- **What you need to do**
Track down the lines that contain "钻孔桩钻进记录" and copy them.

- **Source material**
START

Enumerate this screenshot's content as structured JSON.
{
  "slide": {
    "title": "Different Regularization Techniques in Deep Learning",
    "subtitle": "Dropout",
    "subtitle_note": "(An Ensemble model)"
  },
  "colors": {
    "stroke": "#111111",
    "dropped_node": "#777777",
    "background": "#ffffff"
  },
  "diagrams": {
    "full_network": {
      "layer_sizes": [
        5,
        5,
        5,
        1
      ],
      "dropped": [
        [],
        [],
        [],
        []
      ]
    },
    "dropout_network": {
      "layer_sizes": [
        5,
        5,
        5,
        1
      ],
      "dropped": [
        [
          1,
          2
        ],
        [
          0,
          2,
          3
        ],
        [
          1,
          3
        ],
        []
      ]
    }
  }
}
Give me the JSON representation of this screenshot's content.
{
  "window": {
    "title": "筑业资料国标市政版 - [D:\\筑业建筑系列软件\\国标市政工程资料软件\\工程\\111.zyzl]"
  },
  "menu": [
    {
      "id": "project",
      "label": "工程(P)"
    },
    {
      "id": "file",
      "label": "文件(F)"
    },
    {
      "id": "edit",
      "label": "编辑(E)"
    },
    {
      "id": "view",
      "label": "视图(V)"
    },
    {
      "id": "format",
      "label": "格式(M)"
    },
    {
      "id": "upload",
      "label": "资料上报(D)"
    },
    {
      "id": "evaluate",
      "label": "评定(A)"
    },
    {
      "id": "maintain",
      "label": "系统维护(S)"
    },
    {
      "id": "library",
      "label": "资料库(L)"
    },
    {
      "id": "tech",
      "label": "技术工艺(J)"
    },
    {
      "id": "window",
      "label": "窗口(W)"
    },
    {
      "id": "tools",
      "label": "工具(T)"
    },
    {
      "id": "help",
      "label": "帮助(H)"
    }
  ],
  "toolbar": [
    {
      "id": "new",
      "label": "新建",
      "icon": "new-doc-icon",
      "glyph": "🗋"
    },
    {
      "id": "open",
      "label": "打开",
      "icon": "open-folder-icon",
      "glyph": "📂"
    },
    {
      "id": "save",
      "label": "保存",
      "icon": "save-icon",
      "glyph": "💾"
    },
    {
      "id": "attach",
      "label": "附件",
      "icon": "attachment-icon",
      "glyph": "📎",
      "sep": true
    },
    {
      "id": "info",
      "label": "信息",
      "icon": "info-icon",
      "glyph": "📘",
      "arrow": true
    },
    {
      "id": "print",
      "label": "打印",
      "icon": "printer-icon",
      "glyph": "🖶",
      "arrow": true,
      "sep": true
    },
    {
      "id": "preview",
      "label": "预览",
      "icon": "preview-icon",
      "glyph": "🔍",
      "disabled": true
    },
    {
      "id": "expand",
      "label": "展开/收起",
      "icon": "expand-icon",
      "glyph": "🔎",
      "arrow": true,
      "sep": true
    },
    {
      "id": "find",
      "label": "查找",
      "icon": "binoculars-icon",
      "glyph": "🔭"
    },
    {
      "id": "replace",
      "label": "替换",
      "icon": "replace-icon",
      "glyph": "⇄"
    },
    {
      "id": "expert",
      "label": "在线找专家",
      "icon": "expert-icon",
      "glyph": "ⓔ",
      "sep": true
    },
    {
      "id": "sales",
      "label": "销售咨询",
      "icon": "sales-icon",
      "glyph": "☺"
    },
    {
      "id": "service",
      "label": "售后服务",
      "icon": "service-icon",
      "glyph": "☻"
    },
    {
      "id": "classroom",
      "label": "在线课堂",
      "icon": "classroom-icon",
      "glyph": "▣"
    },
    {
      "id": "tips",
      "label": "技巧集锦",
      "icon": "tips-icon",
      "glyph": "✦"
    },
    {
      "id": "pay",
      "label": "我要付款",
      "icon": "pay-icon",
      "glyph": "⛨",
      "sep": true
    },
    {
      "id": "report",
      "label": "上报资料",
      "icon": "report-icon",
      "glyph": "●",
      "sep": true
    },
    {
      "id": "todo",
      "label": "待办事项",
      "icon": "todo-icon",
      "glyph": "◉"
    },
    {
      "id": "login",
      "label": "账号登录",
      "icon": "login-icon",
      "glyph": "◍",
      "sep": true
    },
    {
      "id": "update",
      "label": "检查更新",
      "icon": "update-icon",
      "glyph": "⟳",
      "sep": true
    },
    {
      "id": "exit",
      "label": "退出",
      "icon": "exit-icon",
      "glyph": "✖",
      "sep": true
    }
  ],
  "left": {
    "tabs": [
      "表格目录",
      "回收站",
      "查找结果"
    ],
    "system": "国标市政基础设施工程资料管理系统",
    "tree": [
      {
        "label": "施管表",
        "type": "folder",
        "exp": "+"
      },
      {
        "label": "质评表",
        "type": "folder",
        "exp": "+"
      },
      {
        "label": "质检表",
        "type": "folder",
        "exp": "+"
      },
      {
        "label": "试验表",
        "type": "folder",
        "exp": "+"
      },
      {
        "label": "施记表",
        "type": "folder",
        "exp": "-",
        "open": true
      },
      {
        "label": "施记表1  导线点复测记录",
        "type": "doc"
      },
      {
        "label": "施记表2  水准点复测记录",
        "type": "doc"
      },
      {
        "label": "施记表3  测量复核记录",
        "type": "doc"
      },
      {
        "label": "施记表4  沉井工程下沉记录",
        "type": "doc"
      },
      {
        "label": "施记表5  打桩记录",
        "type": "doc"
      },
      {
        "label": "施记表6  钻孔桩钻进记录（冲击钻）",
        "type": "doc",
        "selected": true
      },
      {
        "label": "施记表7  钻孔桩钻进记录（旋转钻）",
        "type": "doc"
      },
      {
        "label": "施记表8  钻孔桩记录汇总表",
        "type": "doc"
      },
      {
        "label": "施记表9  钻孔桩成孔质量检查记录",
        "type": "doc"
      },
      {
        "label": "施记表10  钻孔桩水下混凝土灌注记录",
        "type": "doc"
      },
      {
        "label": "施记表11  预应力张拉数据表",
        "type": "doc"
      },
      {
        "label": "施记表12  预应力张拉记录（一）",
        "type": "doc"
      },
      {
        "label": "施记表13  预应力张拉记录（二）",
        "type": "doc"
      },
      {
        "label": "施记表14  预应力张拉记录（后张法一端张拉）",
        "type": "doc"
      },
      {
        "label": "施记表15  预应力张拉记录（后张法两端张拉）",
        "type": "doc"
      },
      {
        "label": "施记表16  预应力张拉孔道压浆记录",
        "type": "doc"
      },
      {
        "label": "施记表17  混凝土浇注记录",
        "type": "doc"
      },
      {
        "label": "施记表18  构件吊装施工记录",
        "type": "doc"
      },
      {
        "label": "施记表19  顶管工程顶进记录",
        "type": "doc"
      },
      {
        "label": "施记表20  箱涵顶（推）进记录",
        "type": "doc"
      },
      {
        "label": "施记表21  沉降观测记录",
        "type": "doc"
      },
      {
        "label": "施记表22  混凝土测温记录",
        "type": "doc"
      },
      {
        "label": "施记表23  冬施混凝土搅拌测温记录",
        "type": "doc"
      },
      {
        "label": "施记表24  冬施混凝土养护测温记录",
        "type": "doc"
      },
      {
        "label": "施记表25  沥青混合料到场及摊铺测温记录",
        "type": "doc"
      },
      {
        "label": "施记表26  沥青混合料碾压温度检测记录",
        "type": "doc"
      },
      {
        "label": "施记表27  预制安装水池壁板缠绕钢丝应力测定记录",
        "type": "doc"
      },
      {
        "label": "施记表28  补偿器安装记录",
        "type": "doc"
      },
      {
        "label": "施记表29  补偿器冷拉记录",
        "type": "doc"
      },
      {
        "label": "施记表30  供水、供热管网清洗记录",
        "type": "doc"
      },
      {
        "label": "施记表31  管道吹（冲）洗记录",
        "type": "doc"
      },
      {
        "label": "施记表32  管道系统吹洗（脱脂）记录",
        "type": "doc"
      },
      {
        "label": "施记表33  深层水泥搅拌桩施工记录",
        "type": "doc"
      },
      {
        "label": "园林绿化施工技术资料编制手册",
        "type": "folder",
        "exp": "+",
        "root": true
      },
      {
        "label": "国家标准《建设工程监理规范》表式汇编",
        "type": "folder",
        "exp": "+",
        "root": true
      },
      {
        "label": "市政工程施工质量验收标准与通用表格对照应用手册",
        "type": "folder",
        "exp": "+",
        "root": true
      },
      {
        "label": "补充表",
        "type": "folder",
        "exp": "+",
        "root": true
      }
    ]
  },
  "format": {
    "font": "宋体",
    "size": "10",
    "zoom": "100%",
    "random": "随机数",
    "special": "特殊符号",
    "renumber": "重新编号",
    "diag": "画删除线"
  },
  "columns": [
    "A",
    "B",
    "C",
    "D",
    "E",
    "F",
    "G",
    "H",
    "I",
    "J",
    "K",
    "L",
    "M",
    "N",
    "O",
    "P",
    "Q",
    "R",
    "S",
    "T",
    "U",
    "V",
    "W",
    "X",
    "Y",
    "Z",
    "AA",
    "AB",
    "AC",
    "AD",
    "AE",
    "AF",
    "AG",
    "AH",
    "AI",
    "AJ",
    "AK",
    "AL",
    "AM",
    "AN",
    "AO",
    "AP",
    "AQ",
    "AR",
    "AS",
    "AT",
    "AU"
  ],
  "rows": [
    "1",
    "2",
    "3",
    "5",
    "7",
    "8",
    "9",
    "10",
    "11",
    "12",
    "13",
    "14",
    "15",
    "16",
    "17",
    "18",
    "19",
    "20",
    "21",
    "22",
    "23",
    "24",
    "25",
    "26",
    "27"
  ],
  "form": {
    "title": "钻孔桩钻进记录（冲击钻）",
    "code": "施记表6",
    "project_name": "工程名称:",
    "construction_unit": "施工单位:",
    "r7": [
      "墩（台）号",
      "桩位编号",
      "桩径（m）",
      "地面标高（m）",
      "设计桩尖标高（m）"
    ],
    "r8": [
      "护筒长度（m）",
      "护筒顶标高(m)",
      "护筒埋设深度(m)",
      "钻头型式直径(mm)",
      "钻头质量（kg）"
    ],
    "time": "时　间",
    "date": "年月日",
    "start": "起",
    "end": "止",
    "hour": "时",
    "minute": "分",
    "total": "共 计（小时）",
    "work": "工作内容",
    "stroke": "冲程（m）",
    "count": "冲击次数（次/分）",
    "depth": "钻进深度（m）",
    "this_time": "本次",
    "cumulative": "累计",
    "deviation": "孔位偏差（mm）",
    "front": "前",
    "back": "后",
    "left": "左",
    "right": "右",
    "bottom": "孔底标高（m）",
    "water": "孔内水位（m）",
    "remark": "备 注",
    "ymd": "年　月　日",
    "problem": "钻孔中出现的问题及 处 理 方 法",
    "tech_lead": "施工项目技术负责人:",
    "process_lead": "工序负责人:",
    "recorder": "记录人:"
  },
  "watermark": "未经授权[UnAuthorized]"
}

END

- **Reply to the exercise**
        "label": "施记表6  钻孔桩钻进记录（冲击钻）",
        "label": "施记表7  钻孔桩钻进记录（旋转钻）",
    "title": "钻孔桩钻进记录（冲击钻）",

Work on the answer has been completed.